* Begin MATERIAL FOR THE TASK *

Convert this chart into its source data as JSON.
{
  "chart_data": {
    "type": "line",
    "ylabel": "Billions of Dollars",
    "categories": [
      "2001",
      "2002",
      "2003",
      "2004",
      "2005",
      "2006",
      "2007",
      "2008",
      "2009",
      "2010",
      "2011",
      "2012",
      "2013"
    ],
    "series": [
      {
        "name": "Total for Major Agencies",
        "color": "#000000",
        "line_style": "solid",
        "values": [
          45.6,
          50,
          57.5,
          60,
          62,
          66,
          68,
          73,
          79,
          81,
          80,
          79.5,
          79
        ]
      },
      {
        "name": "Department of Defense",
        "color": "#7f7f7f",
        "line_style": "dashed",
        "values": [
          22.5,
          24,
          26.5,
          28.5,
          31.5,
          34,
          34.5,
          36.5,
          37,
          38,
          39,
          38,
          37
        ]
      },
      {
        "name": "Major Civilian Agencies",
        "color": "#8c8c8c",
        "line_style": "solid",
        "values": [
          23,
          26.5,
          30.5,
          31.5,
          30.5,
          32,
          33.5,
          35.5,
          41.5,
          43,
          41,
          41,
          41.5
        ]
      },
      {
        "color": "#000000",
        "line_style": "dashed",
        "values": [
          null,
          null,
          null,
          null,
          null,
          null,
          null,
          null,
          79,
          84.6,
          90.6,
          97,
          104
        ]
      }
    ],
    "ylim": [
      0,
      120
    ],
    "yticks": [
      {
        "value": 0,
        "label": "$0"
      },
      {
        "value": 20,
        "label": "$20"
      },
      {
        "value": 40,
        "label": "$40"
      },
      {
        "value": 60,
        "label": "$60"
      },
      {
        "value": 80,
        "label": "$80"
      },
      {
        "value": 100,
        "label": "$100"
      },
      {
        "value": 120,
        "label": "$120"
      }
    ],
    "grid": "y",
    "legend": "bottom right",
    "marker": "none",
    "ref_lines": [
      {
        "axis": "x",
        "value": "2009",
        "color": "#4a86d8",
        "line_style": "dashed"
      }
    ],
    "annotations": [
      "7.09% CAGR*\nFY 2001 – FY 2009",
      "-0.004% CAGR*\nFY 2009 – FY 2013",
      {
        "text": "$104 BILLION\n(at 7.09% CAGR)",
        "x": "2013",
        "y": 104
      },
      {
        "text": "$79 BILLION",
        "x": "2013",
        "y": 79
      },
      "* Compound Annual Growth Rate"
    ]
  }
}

* End MATERIAL FOR THE TASK *

EXERCISE REQUIREMENTS - Scan the data above; copy every line where "text" appears.

EXERCISE RESPONSE -
        "text": "$104 BILLION\n(at 7.09% CAGR)",
        "text": "$79 BILLION",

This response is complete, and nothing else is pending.